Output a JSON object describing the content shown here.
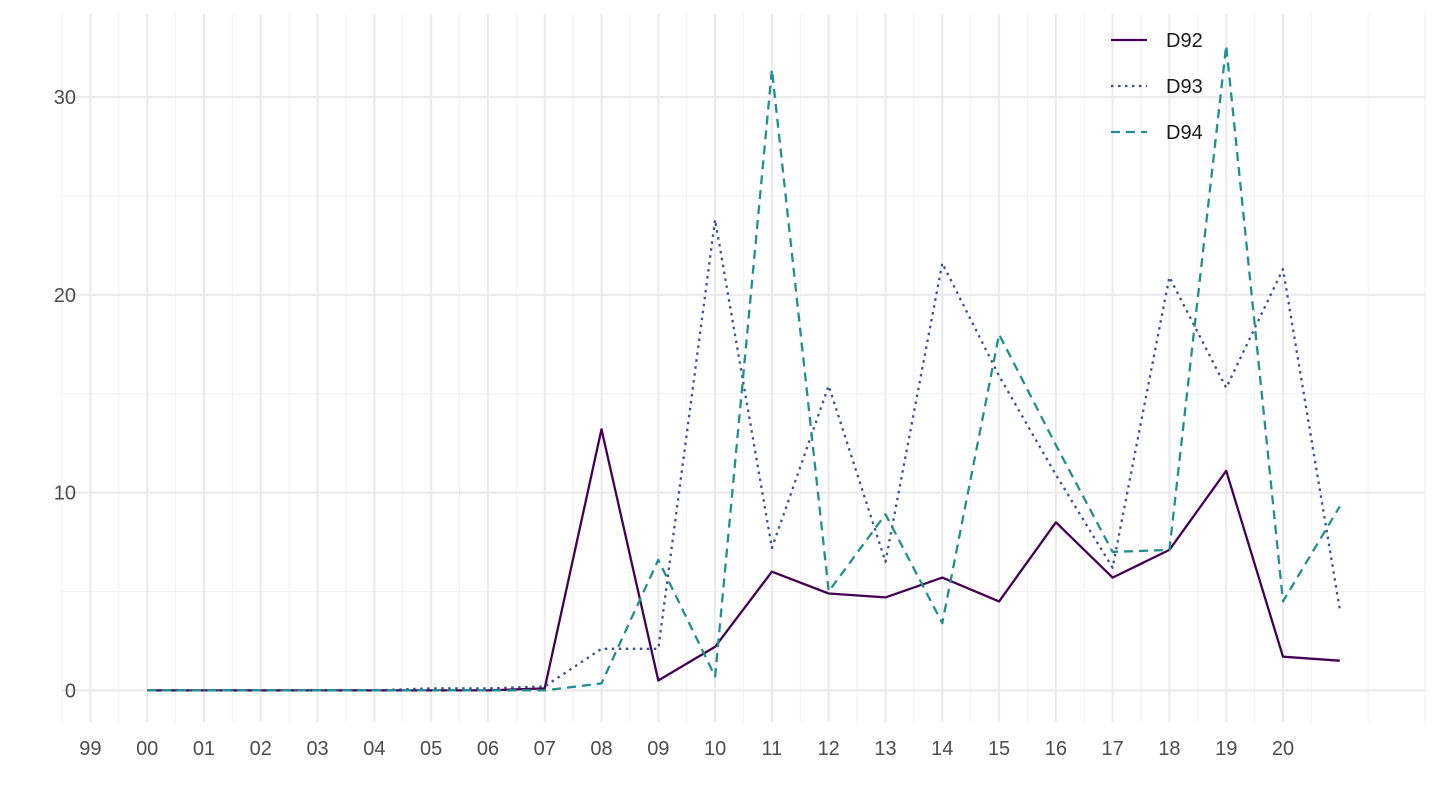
{
  "chart_data": {
    "type": "line",
    "title": "",
    "xlabel": "",
    "ylabel": "",
    "x": [
      2000,
      2001,
      2002,
      2003,
      2004,
      2005,
      2006,
      2007,
      2008,
      2009,
      2010,
      2011,
      2012,
      2013,
      2014,
      2015,
      2016,
      2017,
      2018,
      2019,
      2020,
      2021
    ],
    "x_tick_values": [
      1999,
      2000,
      2001,
      2002,
      2003,
      2004,
      2005,
      2006,
      2007,
      2008,
      2009,
      2010,
      2011,
      2012,
      2013,
      2014,
      2015,
      2016,
      2017,
      2018,
      2019,
      2020
    ],
    "x_tick_labels": [
      "99",
      "00",
      "01",
      "02",
      "03",
      "04",
      "05",
      "06",
      "07",
      "08",
      "09",
      "10",
      "11",
      "12",
      "13",
      "14",
      "15",
      "16",
      "17",
      "18",
      "19",
      "20"
    ],
    "xlim": [
      1998.5,
      2022.5
    ],
    "ylim": [
      -1.6,
      34.2
    ],
    "y_ticks": [
      0,
      10,
      20,
      30
    ],
    "y_tick_labels": [
      "0",
      "10",
      "20",
      "30"
    ],
    "grid": true,
    "legend_position": "top-right",
    "series": [
      {
        "name": "D92",
        "color": "#440154",
        "dash": "solid",
        "values": [
          0,
          0,
          0,
          0,
          0,
          0,
          0,
          0.1,
          13.2,
          0.5,
          2.2,
          6.0,
          4.9,
          4.7,
          5.7,
          4.5,
          8.5,
          5.7,
          7.1,
          11.1,
          1.7,
          1.5
        ]
      },
      {
        "name": "D93",
        "color": "#3b528b",
        "dash": "dotted",
        "values": [
          0,
          0,
          0,
          0,
          0,
          0.1,
          0.1,
          0.2,
          2.1,
          2.1,
          23.8,
          7.2,
          15.4,
          6.5,
          21.6,
          15.9,
          10.9,
          6.2,
          20.9,
          15.3,
          21.3,
          4.1
        ]
      },
      {
        "name": "D94",
        "color": "#21908c",
        "dash": "dashed",
        "values": [
          0,
          0,
          0,
          0,
          0,
          0,
          0,
          0,
          0.35,
          6.6,
          0.7,
          31.4,
          5.0,
          8.9,
          3.4,
          18.0,
          12.4,
          7.0,
          7.1,
          32.6,
          4.5,
          9.3
        ]
      }
    ]
  }
}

● **CHALLENGE**
Isolate each line of the listing above that includes "color". Copy it.

● **CORRECT RESULT**
        "color": "#440154",
        "color": "#3b528b",
        "color": "#21908c",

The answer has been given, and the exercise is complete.